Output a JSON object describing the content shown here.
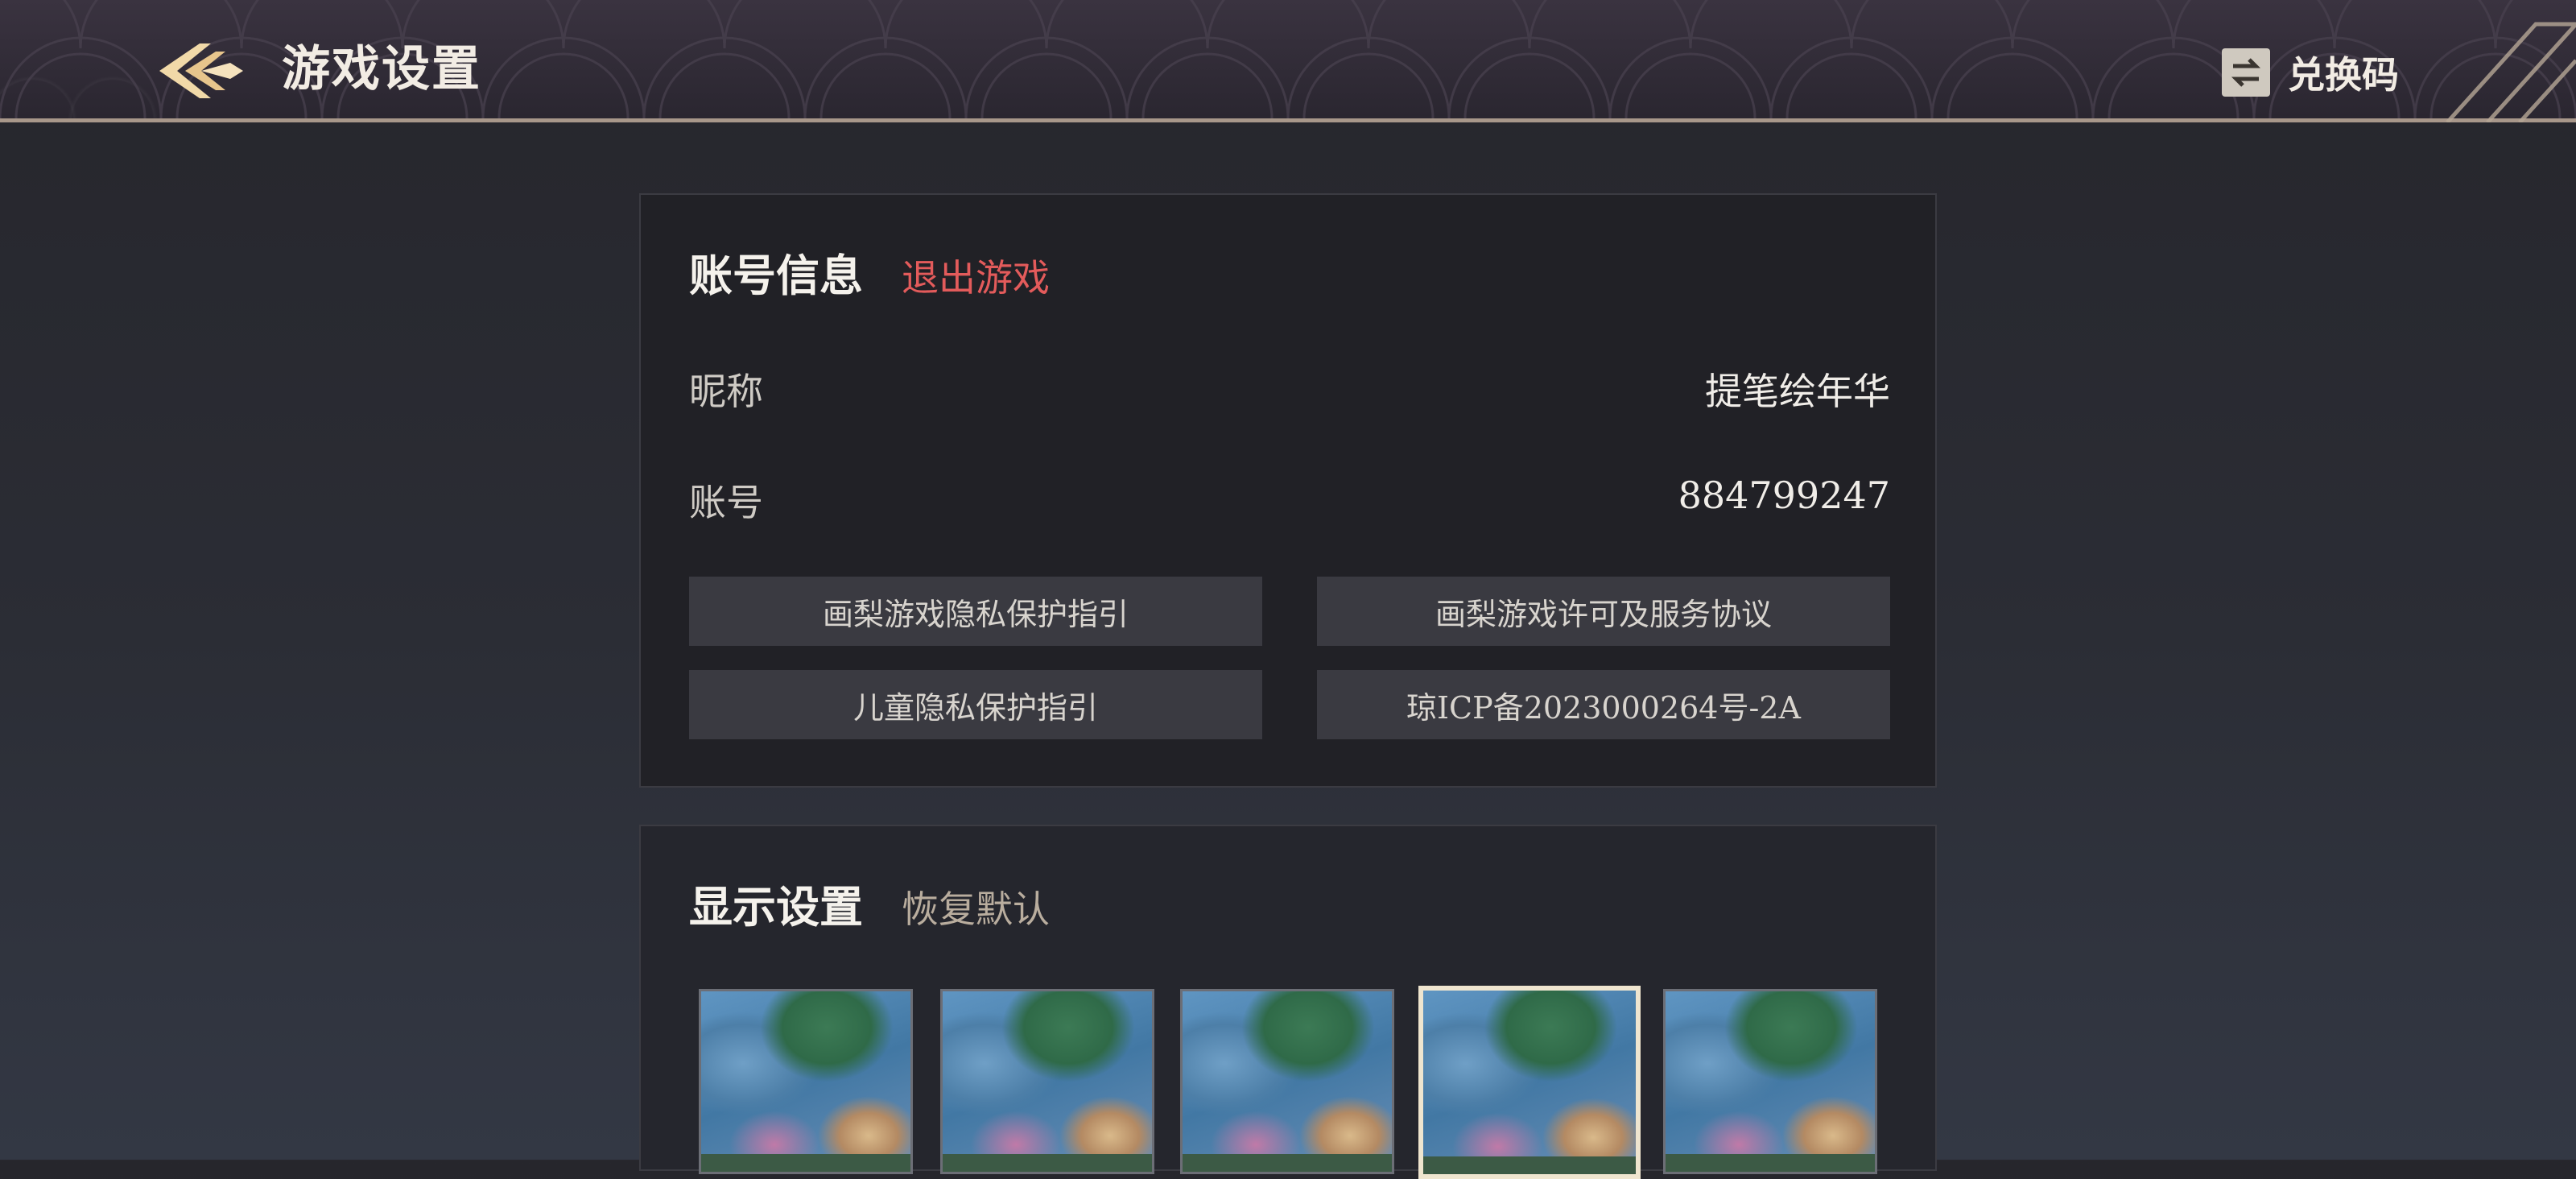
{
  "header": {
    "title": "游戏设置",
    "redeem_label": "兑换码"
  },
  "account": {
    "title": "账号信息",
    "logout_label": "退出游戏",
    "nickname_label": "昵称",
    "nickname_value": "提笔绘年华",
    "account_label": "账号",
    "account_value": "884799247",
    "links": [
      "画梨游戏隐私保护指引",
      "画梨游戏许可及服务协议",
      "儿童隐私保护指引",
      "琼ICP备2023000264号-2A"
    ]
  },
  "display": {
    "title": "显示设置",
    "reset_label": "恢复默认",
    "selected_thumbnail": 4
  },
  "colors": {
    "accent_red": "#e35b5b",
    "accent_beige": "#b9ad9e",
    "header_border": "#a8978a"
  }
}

* * * * * * * * *

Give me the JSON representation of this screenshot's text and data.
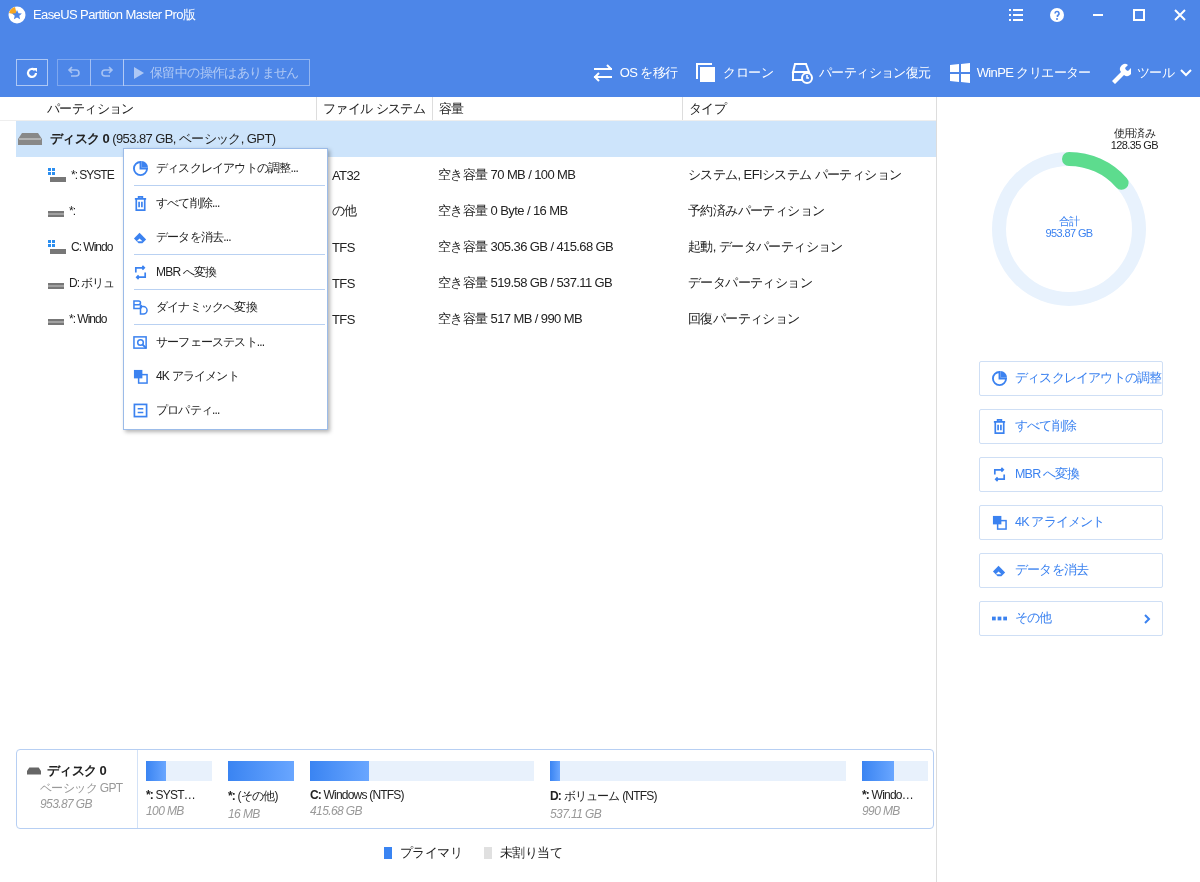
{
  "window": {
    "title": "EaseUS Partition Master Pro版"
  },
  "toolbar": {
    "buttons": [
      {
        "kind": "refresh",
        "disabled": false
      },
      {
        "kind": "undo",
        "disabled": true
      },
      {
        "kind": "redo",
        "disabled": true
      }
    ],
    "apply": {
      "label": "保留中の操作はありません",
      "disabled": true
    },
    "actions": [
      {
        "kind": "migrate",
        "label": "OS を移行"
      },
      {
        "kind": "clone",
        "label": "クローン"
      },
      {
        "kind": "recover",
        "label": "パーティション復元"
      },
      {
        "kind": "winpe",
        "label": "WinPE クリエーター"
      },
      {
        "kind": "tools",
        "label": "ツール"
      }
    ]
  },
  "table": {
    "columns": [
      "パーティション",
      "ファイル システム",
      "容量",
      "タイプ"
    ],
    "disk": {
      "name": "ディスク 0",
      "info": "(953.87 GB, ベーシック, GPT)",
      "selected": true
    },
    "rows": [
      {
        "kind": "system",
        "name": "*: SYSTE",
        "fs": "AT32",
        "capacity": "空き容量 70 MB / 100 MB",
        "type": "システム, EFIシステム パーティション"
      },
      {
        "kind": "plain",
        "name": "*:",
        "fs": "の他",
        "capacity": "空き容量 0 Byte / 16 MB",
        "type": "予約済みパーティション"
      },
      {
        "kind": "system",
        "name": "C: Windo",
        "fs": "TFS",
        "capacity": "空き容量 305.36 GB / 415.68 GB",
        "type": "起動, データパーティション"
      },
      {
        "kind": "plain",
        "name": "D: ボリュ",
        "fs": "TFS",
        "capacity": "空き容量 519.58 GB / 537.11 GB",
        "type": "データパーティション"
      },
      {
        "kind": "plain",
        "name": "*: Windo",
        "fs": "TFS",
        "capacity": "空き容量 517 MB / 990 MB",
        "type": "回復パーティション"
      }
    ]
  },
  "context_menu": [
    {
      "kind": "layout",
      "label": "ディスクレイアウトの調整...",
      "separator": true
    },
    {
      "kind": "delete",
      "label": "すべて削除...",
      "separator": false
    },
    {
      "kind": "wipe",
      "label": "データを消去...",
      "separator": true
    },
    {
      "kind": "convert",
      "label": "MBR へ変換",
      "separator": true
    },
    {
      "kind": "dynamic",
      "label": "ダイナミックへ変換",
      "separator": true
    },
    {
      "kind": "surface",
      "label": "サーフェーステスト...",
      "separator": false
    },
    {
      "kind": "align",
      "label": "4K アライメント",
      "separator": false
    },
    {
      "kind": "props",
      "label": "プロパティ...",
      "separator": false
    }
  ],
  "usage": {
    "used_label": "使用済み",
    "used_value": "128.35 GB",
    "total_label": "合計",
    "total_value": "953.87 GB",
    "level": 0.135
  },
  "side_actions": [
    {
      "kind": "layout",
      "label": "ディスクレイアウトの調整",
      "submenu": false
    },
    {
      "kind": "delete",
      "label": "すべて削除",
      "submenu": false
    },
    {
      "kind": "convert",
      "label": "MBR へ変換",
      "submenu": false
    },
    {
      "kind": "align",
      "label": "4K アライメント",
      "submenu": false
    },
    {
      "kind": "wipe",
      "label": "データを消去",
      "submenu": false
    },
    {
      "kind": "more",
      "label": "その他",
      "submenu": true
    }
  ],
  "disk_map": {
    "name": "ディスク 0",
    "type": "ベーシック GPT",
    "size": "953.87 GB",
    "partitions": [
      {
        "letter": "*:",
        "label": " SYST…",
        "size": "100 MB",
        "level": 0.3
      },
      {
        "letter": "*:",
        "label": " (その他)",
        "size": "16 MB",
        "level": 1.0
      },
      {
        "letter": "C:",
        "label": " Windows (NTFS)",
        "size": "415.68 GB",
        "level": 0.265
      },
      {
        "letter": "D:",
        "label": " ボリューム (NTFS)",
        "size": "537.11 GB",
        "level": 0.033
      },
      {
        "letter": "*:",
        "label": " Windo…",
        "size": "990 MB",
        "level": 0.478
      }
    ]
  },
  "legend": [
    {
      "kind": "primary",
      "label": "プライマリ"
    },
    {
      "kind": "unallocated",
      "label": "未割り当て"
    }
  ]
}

* * * * * * * * *

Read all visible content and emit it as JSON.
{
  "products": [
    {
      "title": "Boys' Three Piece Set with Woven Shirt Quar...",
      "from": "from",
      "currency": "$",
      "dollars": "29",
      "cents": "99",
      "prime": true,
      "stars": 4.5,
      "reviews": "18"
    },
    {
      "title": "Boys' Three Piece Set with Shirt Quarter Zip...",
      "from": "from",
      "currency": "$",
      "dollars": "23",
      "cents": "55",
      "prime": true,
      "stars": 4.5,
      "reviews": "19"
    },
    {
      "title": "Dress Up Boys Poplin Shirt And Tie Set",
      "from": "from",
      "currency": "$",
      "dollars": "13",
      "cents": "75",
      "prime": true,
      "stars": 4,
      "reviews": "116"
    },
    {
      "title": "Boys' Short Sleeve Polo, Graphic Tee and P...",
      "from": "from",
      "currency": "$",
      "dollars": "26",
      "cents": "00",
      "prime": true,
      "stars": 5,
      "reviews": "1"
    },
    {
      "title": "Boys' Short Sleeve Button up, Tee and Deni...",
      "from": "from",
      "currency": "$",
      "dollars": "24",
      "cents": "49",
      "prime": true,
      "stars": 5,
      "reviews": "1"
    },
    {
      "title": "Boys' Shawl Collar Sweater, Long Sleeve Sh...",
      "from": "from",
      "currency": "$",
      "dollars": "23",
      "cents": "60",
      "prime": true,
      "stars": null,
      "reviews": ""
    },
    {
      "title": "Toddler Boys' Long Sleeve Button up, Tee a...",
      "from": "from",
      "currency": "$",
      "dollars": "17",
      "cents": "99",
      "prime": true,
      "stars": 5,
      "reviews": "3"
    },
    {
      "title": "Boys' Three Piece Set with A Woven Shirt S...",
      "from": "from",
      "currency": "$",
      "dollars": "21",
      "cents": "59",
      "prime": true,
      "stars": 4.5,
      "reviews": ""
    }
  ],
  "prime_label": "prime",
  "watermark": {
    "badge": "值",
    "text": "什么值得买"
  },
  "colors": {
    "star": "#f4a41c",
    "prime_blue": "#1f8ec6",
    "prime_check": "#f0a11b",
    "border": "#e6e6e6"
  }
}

* * * * * * * * *

SET EXERCISE
In the entries above, identify each line that includes the string "Long", then copy it.

WORKED SOLUTION
      "title": "Boys' Shawl Collar Sweater, Long Sleeve Sh...",
      "title": "Toddler Boys' Long Sleeve Button up, Tee a...",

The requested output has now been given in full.